:: Task details ::
Identify every line in the records below that contains the word "content", and reproduce each one.
********
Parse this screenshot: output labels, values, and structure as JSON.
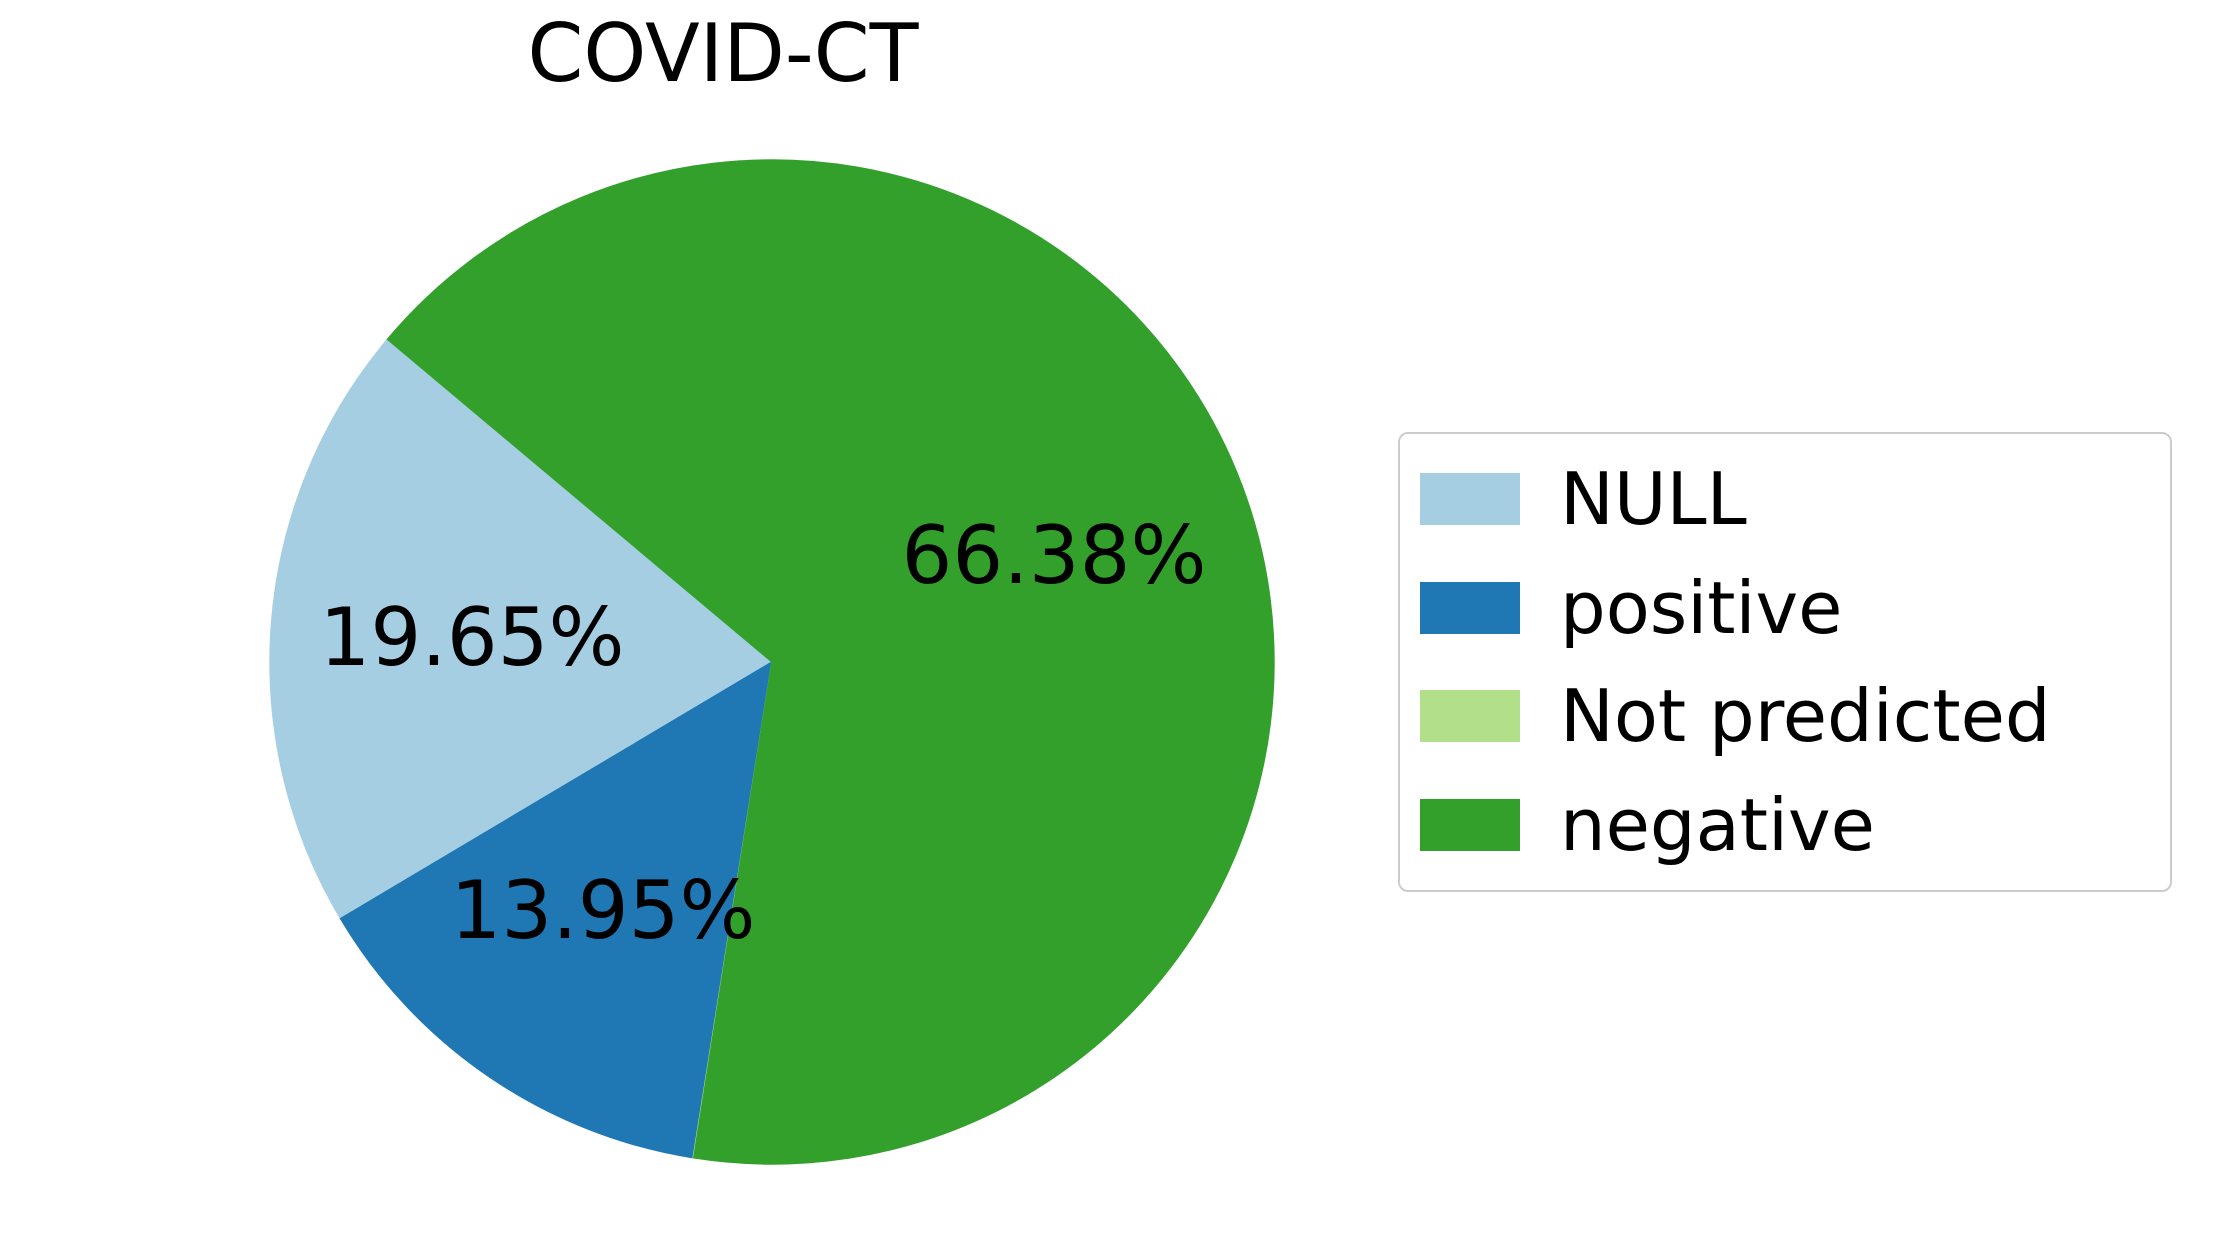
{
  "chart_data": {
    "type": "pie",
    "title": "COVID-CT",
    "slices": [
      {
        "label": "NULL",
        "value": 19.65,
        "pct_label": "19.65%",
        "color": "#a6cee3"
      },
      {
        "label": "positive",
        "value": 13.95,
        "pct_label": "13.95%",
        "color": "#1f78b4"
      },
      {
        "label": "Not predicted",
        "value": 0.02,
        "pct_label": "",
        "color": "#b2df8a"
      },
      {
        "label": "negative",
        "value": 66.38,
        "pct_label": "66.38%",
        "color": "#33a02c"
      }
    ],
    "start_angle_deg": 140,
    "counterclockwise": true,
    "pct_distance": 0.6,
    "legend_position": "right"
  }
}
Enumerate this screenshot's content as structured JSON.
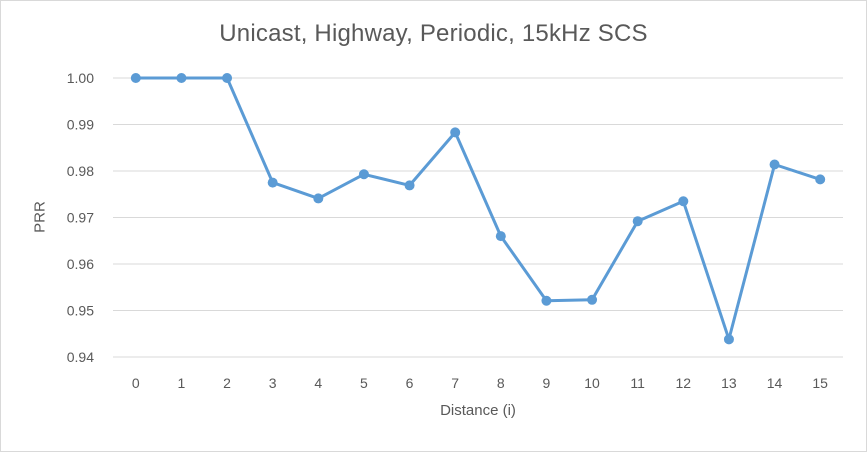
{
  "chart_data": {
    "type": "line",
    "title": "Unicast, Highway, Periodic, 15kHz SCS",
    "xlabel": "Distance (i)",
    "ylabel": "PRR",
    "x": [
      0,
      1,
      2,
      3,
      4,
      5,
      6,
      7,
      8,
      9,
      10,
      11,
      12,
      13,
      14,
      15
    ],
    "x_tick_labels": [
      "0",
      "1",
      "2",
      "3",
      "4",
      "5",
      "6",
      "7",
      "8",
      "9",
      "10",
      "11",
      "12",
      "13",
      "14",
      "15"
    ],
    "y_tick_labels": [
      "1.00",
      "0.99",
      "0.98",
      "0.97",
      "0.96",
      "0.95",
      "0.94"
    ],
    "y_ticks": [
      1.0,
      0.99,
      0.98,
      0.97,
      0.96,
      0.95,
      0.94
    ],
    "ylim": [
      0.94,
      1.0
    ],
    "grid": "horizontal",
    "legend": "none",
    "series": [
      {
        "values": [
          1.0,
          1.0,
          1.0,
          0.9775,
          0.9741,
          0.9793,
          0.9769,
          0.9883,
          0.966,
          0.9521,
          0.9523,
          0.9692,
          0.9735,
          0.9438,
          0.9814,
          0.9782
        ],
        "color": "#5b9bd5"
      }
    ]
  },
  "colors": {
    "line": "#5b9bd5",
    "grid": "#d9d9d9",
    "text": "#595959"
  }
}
********
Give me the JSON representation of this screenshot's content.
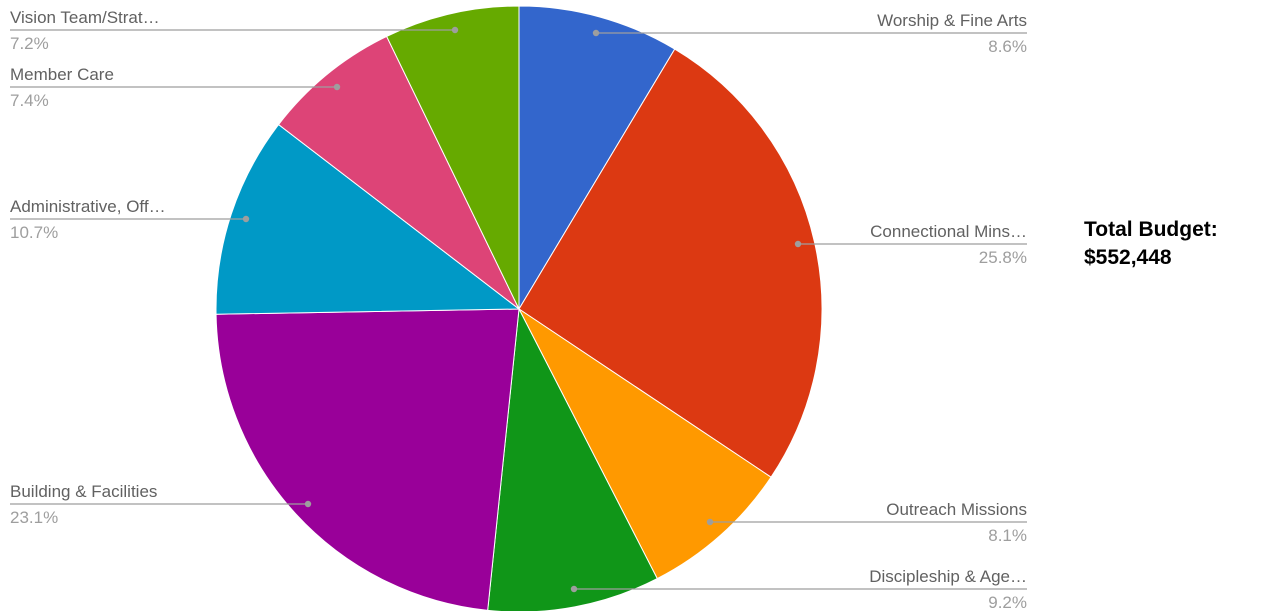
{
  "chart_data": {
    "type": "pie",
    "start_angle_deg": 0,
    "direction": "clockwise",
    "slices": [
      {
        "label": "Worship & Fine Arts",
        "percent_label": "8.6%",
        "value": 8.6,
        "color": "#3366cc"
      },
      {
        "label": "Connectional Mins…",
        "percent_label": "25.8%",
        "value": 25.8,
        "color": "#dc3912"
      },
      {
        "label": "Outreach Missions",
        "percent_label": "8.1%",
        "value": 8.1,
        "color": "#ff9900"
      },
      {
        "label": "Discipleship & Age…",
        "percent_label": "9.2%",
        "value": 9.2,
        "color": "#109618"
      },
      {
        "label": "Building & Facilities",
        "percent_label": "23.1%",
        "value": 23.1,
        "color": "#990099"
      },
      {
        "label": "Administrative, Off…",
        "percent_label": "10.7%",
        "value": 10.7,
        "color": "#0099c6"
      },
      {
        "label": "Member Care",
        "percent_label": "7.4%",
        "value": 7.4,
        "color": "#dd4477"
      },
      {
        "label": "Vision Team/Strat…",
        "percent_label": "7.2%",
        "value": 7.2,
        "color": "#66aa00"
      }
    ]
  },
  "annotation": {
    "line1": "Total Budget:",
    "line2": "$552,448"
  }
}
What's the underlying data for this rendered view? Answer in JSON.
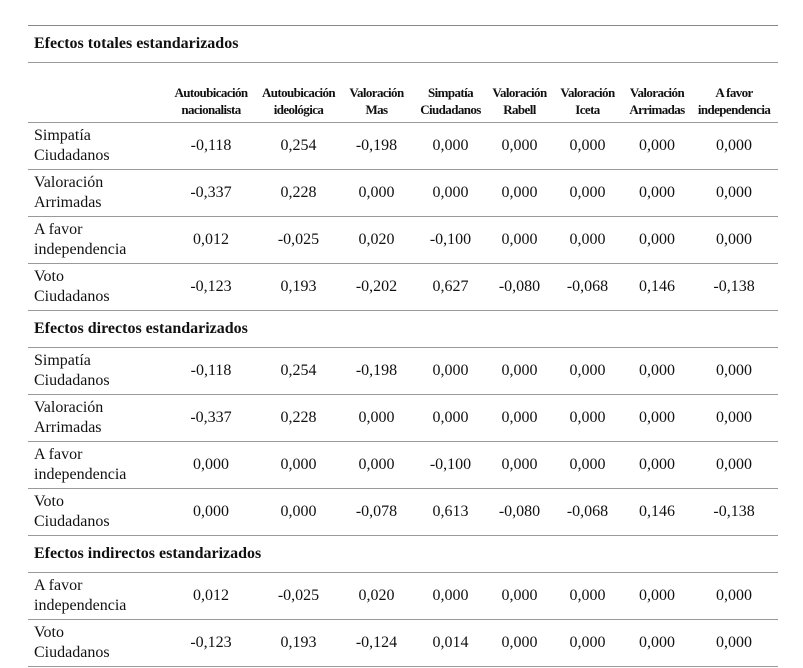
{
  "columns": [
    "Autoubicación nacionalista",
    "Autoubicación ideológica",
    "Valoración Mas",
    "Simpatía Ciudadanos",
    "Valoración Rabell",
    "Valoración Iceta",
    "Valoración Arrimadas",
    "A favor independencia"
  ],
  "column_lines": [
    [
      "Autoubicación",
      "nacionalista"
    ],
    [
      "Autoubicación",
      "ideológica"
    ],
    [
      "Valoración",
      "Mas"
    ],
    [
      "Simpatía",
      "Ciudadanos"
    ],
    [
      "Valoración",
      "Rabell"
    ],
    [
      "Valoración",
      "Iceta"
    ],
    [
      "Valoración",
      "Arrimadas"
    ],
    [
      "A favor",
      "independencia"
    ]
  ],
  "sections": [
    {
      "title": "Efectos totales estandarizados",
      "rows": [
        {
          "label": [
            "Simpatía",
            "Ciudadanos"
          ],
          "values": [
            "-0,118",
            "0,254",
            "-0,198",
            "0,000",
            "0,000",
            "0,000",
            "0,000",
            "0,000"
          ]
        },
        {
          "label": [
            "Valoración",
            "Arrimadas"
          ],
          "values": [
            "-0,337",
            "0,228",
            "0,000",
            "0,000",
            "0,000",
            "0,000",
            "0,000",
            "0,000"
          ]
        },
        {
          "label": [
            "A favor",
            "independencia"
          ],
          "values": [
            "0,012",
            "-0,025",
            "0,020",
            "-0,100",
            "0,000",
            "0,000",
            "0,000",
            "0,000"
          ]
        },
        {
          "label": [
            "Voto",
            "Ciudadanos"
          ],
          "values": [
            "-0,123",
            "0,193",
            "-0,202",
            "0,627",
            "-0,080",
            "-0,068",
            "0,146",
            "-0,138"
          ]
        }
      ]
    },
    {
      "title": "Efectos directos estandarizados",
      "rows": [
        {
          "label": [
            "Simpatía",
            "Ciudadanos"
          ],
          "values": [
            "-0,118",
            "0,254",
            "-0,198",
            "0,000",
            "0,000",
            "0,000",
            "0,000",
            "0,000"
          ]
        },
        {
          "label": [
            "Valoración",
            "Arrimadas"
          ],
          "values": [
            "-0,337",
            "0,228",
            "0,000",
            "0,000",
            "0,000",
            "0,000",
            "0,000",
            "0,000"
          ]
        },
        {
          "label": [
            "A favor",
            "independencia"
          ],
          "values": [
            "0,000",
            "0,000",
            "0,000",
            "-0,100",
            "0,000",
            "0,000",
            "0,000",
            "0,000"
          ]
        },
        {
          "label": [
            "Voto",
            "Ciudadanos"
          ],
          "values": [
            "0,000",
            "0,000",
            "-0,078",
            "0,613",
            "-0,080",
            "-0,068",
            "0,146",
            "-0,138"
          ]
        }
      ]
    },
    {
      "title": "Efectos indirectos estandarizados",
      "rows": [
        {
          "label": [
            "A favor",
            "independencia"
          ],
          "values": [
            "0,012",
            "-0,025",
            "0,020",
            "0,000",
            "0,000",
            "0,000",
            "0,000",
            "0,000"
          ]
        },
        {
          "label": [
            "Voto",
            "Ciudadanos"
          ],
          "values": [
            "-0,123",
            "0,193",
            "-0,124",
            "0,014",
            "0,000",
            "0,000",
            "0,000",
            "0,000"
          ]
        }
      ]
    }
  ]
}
********
:: Result ::
Enumerate this screenshot's content as structured JSON.
Give me the JSON representation of this screenshot's content.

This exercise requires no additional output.